> _Collected data_
----

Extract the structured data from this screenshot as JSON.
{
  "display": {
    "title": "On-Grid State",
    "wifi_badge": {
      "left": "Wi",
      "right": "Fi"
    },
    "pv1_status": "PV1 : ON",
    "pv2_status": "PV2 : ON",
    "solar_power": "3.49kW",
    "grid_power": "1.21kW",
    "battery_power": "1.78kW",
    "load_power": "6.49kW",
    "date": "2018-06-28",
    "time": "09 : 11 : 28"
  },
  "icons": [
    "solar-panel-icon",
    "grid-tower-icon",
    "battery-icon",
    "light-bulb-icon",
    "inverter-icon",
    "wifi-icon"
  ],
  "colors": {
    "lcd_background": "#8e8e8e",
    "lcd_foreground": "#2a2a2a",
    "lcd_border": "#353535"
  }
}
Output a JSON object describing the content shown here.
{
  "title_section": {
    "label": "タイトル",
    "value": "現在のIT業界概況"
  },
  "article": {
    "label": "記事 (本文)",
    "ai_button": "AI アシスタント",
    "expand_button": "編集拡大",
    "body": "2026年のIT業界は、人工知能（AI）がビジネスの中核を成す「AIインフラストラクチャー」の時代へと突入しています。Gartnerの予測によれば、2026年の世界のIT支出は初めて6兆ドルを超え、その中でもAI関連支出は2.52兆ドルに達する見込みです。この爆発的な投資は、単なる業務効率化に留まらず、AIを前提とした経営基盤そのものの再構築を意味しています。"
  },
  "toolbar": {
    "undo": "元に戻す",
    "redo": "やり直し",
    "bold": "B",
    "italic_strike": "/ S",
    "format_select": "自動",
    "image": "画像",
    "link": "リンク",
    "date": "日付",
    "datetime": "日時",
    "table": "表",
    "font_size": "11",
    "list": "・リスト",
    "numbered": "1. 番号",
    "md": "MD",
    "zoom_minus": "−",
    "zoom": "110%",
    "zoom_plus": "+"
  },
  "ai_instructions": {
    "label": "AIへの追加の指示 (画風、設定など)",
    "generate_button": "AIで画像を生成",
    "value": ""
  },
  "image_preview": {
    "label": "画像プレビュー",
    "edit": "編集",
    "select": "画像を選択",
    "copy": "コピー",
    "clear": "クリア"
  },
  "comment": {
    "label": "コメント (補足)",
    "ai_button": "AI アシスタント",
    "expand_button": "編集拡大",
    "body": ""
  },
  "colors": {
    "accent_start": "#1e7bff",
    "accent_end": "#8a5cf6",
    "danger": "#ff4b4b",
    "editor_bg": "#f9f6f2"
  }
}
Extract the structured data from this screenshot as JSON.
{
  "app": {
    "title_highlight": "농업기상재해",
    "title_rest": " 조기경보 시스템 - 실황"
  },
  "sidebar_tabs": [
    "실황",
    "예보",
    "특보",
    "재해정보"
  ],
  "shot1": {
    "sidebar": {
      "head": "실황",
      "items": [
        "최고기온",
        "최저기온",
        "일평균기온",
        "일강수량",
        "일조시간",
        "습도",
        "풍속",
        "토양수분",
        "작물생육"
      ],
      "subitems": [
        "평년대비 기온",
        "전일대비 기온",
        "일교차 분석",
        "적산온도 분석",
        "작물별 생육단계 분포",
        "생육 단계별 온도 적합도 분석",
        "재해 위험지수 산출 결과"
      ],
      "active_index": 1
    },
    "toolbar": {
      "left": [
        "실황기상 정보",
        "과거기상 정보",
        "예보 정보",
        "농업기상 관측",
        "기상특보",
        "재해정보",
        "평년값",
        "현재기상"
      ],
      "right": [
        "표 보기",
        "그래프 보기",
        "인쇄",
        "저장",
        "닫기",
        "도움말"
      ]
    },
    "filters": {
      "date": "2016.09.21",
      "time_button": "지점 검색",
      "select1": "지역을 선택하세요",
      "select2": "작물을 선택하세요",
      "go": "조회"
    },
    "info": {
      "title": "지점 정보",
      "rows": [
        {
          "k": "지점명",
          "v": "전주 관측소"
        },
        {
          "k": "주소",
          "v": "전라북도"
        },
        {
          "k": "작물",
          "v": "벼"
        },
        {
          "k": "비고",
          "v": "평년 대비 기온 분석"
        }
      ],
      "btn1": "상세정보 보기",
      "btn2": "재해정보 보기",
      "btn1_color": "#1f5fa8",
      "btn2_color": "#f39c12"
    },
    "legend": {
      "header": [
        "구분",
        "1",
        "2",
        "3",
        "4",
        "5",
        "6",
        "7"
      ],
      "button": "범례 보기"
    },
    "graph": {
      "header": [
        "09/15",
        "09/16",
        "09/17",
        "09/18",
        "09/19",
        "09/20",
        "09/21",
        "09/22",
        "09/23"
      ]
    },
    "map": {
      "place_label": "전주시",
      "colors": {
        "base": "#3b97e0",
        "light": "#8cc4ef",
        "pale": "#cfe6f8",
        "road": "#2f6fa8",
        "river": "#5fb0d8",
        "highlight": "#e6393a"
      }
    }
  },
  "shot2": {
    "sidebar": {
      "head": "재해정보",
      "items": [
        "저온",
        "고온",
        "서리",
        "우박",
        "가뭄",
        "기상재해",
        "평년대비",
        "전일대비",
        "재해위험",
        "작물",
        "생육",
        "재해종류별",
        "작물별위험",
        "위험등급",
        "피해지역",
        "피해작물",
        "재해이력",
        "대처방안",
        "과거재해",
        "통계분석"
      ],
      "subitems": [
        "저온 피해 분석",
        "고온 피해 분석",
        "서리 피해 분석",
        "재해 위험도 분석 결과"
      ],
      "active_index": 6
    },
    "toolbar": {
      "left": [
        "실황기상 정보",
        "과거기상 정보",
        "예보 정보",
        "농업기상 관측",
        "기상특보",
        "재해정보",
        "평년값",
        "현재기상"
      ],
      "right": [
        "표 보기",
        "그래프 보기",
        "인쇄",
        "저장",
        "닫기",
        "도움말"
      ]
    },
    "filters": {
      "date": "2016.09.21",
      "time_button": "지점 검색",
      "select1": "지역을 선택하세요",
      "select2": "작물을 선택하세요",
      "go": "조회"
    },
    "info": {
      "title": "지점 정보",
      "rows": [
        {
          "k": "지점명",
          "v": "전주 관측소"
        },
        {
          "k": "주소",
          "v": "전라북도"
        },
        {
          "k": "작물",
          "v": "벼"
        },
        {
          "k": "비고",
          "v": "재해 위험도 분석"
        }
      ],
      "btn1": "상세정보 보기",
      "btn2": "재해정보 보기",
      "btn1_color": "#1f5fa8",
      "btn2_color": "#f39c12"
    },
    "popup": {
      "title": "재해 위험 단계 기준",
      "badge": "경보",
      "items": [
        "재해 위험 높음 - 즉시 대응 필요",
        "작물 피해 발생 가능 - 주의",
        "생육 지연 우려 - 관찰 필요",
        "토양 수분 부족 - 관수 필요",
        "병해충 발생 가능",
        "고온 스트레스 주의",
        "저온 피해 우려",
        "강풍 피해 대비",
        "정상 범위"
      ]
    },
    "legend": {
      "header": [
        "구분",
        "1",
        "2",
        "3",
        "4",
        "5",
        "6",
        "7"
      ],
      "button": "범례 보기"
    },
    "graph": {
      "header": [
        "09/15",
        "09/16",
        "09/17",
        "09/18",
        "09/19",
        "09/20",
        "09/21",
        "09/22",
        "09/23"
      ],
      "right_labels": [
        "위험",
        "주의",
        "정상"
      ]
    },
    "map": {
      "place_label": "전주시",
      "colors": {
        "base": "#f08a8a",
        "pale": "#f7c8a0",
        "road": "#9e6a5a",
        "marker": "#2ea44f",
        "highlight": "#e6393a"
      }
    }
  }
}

----

> _EXERCISE REQUIREMENTS_
Each line above must be printed exactly as it appears.

> _SOLVED PROBLEM_
Extract the structured data from this screenshot as JSON.
{
  "display": {
    "title": "On-Grid State",
    "wifi_badge": {
      "left": "Wi",
      "right": "Fi"
    },
    "pv1_status": "PV1 : ON",
    "pv2_status": "PV2 : ON",
    "solar_power": "3.49kW",
    "grid_power": "1.21kW",
    "battery_power": "1.78kW",
    "load_power": "6.49kW",
    "date": "2018-06-28",
    "time": "09 : 11 : 28"
  },
  "icons": [
    "solar-panel-icon",
    "grid-tower-icon",
    "battery-icon",
    "light-bulb-icon",
    "inverter-icon",
    "wifi-icon"
  ],
  "colors": {
    "lcd_background": "#8e8e8e",
    "lcd_foreground": "#2a2a2a",
    "lcd_border": "#353535"
  }
}
Output a JSON object describing the content shown here.
{
  "title_section": {
    "label": "タイトル",
    "value": "現在のIT業界概況"
  },
  "article": {
    "label": "記事 (本文)",
    "ai_button": "AI アシスタント",
    "expand_button": "編集拡大",
    "body": "2026年のIT業界は、人工知能（AI）がビジネスの中核を成す「AIインフラストラクチャー」の時代へと突入しています。Gartnerの予測によれば、2026年の世界のIT支出は初めて6兆ドルを超え、その中でもAI関連支出は2.52兆ドルに達する見込みです。この爆発的な投資は、単なる業務効率化に留まらず、AIを前提とした経営基盤そのものの再構築を意味しています。"
  },
  "toolbar": {
    "undo": "元に戻す",
    "redo": "やり直し",
    "bold": "B",
    "italic_strike": "/ S",
    "format_select": "自動",
    "image": "画像",
    "link": "リンク",
    "date": "日付",
    "datetime": "日時",
    "table": "表",
    "font_size": "11",
    "list": "・リスト",
    "numbered": "1. 番号",
    "md": "MD",
    "zoom_minus": "−",
    "zoom": "110%",
    "zoom_plus": "+"
  },
  "ai_instructions": {
    "label": "AIへの追加の指示 (画風、設定など)",
    "generate_button": "AIで画像を生成",
    "value": ""
  },
  "image_preview": {
    "label": "画像プレビュー",
    "edit": "編集",
    "select": "画像を選択",
    "copy": "コピー",
    "clear": "クリア"
  },
  "comment": {
    "label": "コメント (補足)",
    "ai_button": "AI アシスタント",
    "expand_button": "編集拡大",
    "body": ""
  },
  "colors": {
    "accent_start": "#1e7bff",
    "accent_end": "#8a5cf6",
    "danger": "#ff4b4b",
    "editor_bg": "#f9f6f2"
  }
}
Extract the structured data from this screenshot as JSON.
{
  "app": {
    "title_highlight": "농업기상재해",
    "title_rest": " 조기경보 시스템 - 실황"
  },
  "sidebar_tabs": [
    "실황",
    "예보",
    "특보",
    "재해정보"
  ],
  "shot1": {
    "sidebar": {
      "head": "실황",
      "items": [
        "최고기온",
        "최저기온",
        "일평균기온",
        "일강수량",
        "일조시간",
        "습도",
        "풍속",
        "토양수분",
        "작물생육"
      ],
      "subitems": [
        "평년대비 기온",
        "전일대비 기온",
        "일교차 분석",
        "적산온도 분석",
        "작물별 생육단계 분포",
        "생육 단계별 온도 적합도 분석",
        "재해 위험지수 산출 결과"
      ],
      "active_index": 1
    },
    "toolbar": {
      "left": [
        "실황기상 정보",
        "과거기상 정보",
        "예보 정보",
        "농업기상 관측",
        "기상특보",
        "재해정보",
        "평년값",
        "현재기상"
      ],
      "right": [
        "표 보기",
        "그래프 보기",
        "인쇄",
        "저장",
        "닫기",
        "도움말"
      ]
    },
    "filters": {
      "date": "2016.09.21",
      "time_button": "지점 검색",
      "select1": "지역을 선택하세요",
      "select2": "작물을 선택하세요",
      "go": "조회"
    },
    "info": {
      "title": "지점 정보",
      "rows": [
        {
          "k": "지점명",
          "v": "전주 관측소"
        },
        {
          "k": "주소",
          "v": "전라북도"
        },
        {
          "k": "작물",
          "v": "벼"
        },
        {
          "k": "비고",
          "v": "평년 대비 기온 분석"
        }
      ],
      "btn1": "상세정보 보기",
      "btn2": "재해정보 보기",
      "btn1_color": "#1f5fa8",
      "btn2_color": "#f39c12"
    },
    "legend": {
      "header": [
        "구분",
        "1",
        "2",
        "3",
        "4",
        "5",
        "6",
        "7"
      ],
      "button": "범례 보기"
    },
    "graph": {
      "header": [
        "09/15",
        "09/16",
        "09/17",
        "09/18",
        "09/19",
        "09/20",
        "09/21",
        "09/22",
        "09/23"
      ]
    },
    "map": {
      "place_label": "전주시",
      "colors": {
        "base": "#3b97e0",
        "light": "#8cc4ef",
        "pale": "#cfe6f8",
        "road": "#2f6fa8",
        "river": "#5fb0d8",
        "highlight": "#e6393a"
      }
    }
  },
  "shot2": {
    "sidebar": {
      "head": "재해정보",
      "items": [
        "저온",
        "고온",
        "서리",
        "우박",
        "가뭄",
        "기상재해",
        "평년대비",
        "전일대비",
        "재해위험",
        "작물",
        "생육",
        "재해종류별",
        "작물별위험",
        "위험등급",
        "피해지역",
        "피해작물",
        "재해이력",
        "대처방안",
        "과거재해",
        "통계분석"
      ],
      "subitems": [
        "저온 피해 분석",
        "고온 피해 분석",
        "서리 피해 분석",
        "재해 위험도 분석 결과"
      ],
      "active_index": 6
    },
    "toolbar": {
      "left": [
        "실황기상 정보",
        "과거기상 정보",
        "예보 정보",
        "농업기상 관측",
        "기상특보",
        "재해정보",
        "평년값",
        "현재기상"
      ],
      "right": [
        "표 보기",
        "그래프 보기",
        "인쇄",
        "저장",
        "닫기",
        "도움말"
      ]
    },
    "filters": {
      "date": "2016.09.21",
      "time_button": "지점 검색",
      "select1": "지역을 선택하세요",
      "select2": "작물을 선택하세요",
      "go": "조회"
    },
    "info": {
      "title": "지점 정보",
      "rows": [
        {
          "k": "지점명",
          "v": "전주 관측소"
        },
        {
          "k": "주소",
          "v": "전라북도"
        },
        {
          "k": "작물",
          "v": "벼"
        },
        {
          "k": "비고",
          "v": "재해 위험도 분석"
        }
      ],
      "btn1": "상세정보 보기",
      "btn2": "재해정보 보기",
      "btn1_color": "#1f5fa8",
      "btn2_color": "#f39c12"
    },
    "popup": {
      "title": "재해 위험 단계 기준",
      "badge": "경보",
      "items": [
        "재해 위험 높음 - 즉시 대응 필요",
        "작물 피해 발생 가능 - 주의",
        "생육 지연 우려 - 관찰 필요",
        "토양 수분 부족 - 관수 필요",
        "병해충 발생 가능",
        "고온 스트레스 주의",
        "저온 피해 우려",
        "강풍 피해 대비",
        "정상 범위"
      ]
    },
    "legend": {
      "header": [
        "구분",
        "1",
        "2",
        "3",
        "4",
        "5",
        "6",
        "7"
      ],
      "button": "범례 보기"
    },
    "graph": {
      "header": [
        "09/15",
        "09/16",
        "09/17",
        "09/18",
        "09/19",
        "09/20",
        "09/21",
        "09/22",
        "09/23"
      ],
      "right_labels": [
        "위험",
        "주의",
        "정상"
      ]
    },
    "map": {
      "place_label": "전주시",
      "colors": {
        "base": "#f08a8a",
        "pale": "#f7c8a0",
        "road": "#9e6a5a",
        "marker": "#2ea44f",
        "highlight": "#e6393a"
      }
    }
  }
}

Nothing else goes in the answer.